> _Task requirements_
In the blog post on learning Manticore, how would you put this sentence into Spanish: "Unlike most databases, Manticore uses an advanced model to recognize the texts it stores."?

> _Supplied text_
——
Mike learning: REPLACE, UPDATE, wordforms
Mike
Posted on June 6, 2024
About me
Hello, it's Mike again.
I recently started working at Manticore as a Developer Advocate. I am someone not completely distant from IT, but I'm catching up with modern technologies. In this blog, I'll share my experiences and what I learn about Manticore. I plan to document my journey in a diary format, explaining what Manticore is and how to use it. Let's discover how things work together, identify issues, and engage with developers in real time.
This is my second blog post. If you are interested in learning about Manticore with me, I will keep you updated in:
Step two: REPLACE, UPDATE, wordforms
While I was writing my first article, my friends from the pet store reached out to me. They want to use the database for their store, and since their salesperson is still getting confused with leashes and collars, I want to implement additional features of the database.
This article serves as a continuation of the previous one and is based on it.
Unlike most databases, Manticore uses an advanced model to recognize the texts it stores. The text processing system is based on NLP (Natural Language Processing) solutions.
A little description of the technology for a general understanding will not hurt here. NLP is designed to recognize the “natural” language in which we communicate. At first glance, it seems that there is nothing complicated in text recognition, technically it has become so with the advent of text processing solutions using machine learning algorithms. In our case, we will not go so deep and will use ready-made text processing solutions from Manticore Search, which are already built into the database. This system uses tokenization (separation of text) into small separate parts: by sentences and by individual words, which allows you to quickly find the desired words, phrases, and paragraphs as a whole in the database. (For more info on data tokenization, check out this link.)
Here are a few words about the technologies Manticore exploits:
- Stemming is the process of reducing words to their root form. For example, "walking," "walks," and "walked" are all stems of the word "walk."
- Lemmatization is the process of changing different forms of a word back to its basic form, called a lemma. For instance, the word "eat" can appear as "eating," "eats," and "ate." The lemma for all these variations is "eat," which is its basic dictionary form.
- To improve the accuracy and quality of advanced search, several other solutions are involved in the work: word forms, exceptions, and stop words.
The lemmatizer and stemmer perform one common function of normalizing words to the same form, but in different ways, each of which has its advantages and disadvantages.
Also, stopword files with lists of common words for the chosen language, like articles, conjunctions, and exclamations, help speed up the process. Basically, all those little words that make our language sound nice but don't really mean much to a computer.
——
> _Items_
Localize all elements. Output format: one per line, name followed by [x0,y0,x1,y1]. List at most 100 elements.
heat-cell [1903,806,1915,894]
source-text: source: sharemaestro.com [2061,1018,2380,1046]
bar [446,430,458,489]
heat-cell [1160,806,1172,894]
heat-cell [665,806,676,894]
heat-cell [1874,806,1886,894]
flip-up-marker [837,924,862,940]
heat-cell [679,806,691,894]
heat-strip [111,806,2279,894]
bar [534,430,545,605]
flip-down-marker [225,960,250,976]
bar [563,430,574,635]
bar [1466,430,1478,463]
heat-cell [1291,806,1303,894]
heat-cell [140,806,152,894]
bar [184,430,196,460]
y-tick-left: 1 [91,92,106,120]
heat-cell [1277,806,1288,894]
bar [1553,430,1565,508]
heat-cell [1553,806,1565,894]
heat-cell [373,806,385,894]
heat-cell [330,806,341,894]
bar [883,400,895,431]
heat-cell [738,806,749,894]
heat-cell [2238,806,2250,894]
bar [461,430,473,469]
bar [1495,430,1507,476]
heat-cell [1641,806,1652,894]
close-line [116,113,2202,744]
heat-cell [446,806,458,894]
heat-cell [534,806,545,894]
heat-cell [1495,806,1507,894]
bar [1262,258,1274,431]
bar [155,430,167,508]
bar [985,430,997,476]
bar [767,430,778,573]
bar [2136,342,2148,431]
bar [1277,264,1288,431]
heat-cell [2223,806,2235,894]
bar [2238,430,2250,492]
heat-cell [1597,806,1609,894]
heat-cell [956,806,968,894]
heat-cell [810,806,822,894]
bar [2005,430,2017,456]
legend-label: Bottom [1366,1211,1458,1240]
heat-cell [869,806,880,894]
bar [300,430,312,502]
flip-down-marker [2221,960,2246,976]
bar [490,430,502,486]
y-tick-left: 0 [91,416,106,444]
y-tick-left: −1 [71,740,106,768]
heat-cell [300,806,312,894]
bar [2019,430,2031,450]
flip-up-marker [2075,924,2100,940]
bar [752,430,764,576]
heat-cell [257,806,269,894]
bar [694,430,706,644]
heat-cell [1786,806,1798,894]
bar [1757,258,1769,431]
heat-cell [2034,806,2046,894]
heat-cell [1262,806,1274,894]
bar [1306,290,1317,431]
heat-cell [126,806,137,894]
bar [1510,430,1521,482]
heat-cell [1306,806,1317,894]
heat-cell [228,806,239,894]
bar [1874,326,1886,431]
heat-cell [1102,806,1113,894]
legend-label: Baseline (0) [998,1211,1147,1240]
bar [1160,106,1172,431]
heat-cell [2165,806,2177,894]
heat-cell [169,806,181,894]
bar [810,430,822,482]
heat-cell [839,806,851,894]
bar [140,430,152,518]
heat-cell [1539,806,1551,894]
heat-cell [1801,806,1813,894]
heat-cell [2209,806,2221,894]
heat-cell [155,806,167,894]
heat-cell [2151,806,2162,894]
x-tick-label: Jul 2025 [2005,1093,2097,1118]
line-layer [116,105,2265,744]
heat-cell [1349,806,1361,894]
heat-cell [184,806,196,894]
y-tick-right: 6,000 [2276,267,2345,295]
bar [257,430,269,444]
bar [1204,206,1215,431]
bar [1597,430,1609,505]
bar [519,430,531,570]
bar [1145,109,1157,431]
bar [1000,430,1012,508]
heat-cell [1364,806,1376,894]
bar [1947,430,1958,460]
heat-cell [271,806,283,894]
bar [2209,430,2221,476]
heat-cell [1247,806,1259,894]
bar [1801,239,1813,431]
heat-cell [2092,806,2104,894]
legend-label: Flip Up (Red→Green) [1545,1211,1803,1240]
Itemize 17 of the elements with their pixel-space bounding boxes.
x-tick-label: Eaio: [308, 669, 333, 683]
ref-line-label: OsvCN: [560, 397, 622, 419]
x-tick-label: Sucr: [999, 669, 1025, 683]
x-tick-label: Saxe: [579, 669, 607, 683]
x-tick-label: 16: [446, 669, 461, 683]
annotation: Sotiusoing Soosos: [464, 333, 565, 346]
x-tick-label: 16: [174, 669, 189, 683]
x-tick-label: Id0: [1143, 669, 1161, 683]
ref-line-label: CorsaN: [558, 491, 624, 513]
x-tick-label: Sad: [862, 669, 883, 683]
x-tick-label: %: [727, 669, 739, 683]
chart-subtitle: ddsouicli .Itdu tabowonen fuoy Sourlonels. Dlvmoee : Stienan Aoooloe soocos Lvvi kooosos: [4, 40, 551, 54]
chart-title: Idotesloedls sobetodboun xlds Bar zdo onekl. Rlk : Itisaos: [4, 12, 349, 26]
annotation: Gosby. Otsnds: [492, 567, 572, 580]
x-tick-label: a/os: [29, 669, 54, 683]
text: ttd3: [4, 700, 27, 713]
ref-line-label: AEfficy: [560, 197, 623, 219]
——
> _Answer to this problem_
A diferencia de la mayoría de las bases de datos, Manticore utiliza un modelo avanzado para reconocer los textos que almacena.